- Requirements: Each record must be reproduced exactly as it is shown.

[Records contained in a dataset]
(begin)

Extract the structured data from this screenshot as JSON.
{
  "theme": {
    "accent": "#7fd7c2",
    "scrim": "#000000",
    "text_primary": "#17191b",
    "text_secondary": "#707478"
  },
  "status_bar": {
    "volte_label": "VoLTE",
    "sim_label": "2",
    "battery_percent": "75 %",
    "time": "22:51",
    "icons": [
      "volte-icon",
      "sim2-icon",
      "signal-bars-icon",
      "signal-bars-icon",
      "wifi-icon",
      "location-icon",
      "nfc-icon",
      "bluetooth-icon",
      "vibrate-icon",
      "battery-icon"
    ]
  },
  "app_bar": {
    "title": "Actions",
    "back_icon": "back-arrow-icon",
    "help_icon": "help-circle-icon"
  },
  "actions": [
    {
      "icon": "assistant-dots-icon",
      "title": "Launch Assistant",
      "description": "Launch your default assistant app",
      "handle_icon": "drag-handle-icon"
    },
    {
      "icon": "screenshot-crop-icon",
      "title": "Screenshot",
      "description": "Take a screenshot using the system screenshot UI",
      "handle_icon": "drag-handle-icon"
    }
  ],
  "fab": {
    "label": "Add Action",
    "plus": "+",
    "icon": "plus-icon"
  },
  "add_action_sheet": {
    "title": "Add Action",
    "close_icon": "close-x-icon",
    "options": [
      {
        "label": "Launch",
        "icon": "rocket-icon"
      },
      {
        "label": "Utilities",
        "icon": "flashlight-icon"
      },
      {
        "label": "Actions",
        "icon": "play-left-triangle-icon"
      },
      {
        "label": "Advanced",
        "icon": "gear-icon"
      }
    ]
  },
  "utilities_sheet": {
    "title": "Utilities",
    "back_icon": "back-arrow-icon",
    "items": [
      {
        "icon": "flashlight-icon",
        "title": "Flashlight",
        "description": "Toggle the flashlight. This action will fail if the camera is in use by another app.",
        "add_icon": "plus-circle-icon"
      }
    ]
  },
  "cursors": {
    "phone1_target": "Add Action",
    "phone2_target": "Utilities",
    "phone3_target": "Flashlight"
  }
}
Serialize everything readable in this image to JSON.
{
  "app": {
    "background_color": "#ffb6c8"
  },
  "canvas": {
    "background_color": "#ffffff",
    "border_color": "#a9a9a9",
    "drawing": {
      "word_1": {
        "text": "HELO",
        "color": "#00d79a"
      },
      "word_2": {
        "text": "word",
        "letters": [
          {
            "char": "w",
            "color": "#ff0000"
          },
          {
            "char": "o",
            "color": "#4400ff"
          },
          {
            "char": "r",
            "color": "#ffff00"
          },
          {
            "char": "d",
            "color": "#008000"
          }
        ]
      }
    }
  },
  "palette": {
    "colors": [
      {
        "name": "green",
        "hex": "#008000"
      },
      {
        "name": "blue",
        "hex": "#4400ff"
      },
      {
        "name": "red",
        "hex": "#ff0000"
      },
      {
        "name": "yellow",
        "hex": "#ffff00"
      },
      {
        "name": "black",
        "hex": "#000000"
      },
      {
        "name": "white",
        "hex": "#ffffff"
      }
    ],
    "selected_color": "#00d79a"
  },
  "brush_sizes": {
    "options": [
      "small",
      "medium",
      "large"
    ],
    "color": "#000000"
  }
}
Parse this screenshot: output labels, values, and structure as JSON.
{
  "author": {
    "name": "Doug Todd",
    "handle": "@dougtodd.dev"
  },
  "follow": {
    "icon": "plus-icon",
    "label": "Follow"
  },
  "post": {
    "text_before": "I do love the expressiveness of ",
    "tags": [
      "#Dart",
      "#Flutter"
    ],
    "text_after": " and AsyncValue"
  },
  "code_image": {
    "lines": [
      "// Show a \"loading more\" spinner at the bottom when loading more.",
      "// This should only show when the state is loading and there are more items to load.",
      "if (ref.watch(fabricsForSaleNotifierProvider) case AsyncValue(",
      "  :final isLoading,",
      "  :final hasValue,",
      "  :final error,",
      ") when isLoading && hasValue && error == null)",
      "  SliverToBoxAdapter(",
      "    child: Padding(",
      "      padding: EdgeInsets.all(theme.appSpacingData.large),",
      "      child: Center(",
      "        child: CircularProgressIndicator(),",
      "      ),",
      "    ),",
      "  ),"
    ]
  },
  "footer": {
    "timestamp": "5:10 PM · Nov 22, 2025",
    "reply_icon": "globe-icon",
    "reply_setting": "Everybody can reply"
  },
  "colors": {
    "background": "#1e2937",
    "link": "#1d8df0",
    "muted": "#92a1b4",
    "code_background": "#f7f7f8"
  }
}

(end)

- Output for this task:
Extract the structured data from this screenshot as JSON.
{
  "theme": {
    "accent": "#7fd7c2",
    "scrim": "#000000",
    "text_primary": "#17191b",
    "text_secondary": "#707478"
  },
  "status_bar": {
    "volte_label": "VoLTE",
    "sim_label": "2",
    "battery_percent": "75 %",
    "time": "22:51",
    "icons": [
      "volte-icon",
      "sim2-icon",
      "signal-bars-icon",
      "signal-bars-icon",
      "wifi-icon",
      "location-icon",
      "nfc-icon",
      "bluetooth-icon",
      "vibrate-icon",
      "battery-icon"
    ]
  },
  "app_bar": {
    "title": "Actions",
    "back_icon": "back-arrow-icon",
    "help_icon": "help-circle-icon"
  },
  "actions": [
    {
      "icon": "assistant-dots-icon",
      "title": "Launch Assistant",
      "description": "Launch your default assistant app",
      "handle_icon": "drag-handle-icon"
    },
    {
      "icon": "screenshot-crop-icon",
      "title": "Screenshot",
      "description": "Take a screenshot using the system screenshot UI",
      "handle_icon": "drag-handle-icon"
    }
  ],
  "fab": {
    "label": "Add Action",
    "plus": "+",
    "icon": "plus-icon"
  },
  "add_action_sheet": {
    "title": "Add Action",
    "close_icon": "close-x-icon",
    "options": [
      {
        "label": "Launch",
        "icon": "rocket-icon"
      },
      {
        "label": "Utilities",
        "icon": "flashlight-icon"
      },
      {
        "label": "Actions",
        "icon": "play-left-triangle-icon"
      },
      {
        "label": "Advanced",
        "icon": "gear-icon"
      }
    ]
  },
  "utilities_sheet": {
    "title": "Utilities",
    "back_icon": "back-arrow-icon",
    "items": [
      {
        "icon": "flashlight-icon",
        "title": "Flashlight",
        "description": "Toggle the flashlight. This action will fail if the camera is in use by another app.",
        "add_icon": "plus-circle-icon"
      }
    ]
  },
  "cursors": {
    "phone1_target": "Add Action",
    "phone2_target": "Utilities",
    "phone3_target": "Flashlight"
  }
}
Serialize everything readable in this image to JSON.
{
  "app": {
    "background_color": "#ffb6c8"
  },
  "canvas": {
    "background_color": "#ffffff",
    "border_color": "#a9a9a9",
    "drawing": {
      "word_1": {
        "text": "HELO",
        "color": "#00d79a"
      },
      "word_2": {
        "text": "word",
        "letters": [
          {
            "char": "w",
            "color": "#ff0000"
          },
          {
            "char": "o",
            "color": "#4400ff"
          },
          {
            "char": "r",
            "color": "#ffff00"
          },
          {
            "char": "d",
            "color": "#008000"
          }
        ]
      }
    }
  },
  "palette": {
    "colors": [
      {
        "name": "green",
        "hex": "#008000"
      },
      {
        "name": "blue",
        "hex": "#4400ff"
      },
      {
        "name": "red",
        "hex": "#ff0000"
      },
      {
        "name": "yellow",
        "hex": "#ffff00"
      },
      {
        "name": "black",
        "hex": "#000000"
      },
      {
        "name": "white",
        "hex": "#ffffff"
      }
    ],
    "selected_color": "#00d79a"
  },
  "brush_sizes": {
    "options": [
      "small",
      "medium",
      "large"
    ],
    "color": "#000000"
  }
}
Parse this screenshot: output labels, values, and structure as JSON.
{
  "author": {
    "name": "Doug Todd",
    "handle": "@dougtodd.dev"
  },
  "follow": {
    "icon": "plus-icon",
    "label": "Follow"
  },
  "post": {
    "text_before": "I do love the expressiveness of ",
    "tags": [
      "#Dart",
      "#Flutter"
    ],
    "text_after": " and AsyncValue"
  },
  "code_image": {
    "lines": [
      "// Show a \"loading more\" spinner at the bottom when loading more.",
      "// This should only show when the state is loading and there are more items to load.",
      "if (ref.watch(fabricsForSaleNotifierProvider) case AsyncValue(",
      "  :final isLoading,",
      "  :final hasValue,",
      "  :final error,",
      ") when isLoading && hasValue && error == null)",
      "  SliverToBoxAdapter(",
      "    child: Padding(",
      "      padding: EdgeInsets.all(theme.appSpacingData.large),",
      "      child: Center(",
      "        child: CircularProgressIndicator(),",
      "      ),",
      "    ),",
      "  ),"
    ]
  },
  "footer": {
    "timestamp": "5:10 PM · Nov 22, 2025",
    "reply_icon": "globe-icon",
    "reply_setting": "Everybody can reply"
  },
  "colors": {
    "background": "#1e2937",
    "link": "#1d8df0",
    "muted": "#92a1b4",
    "code_background": "#f7f7f8"
  }
}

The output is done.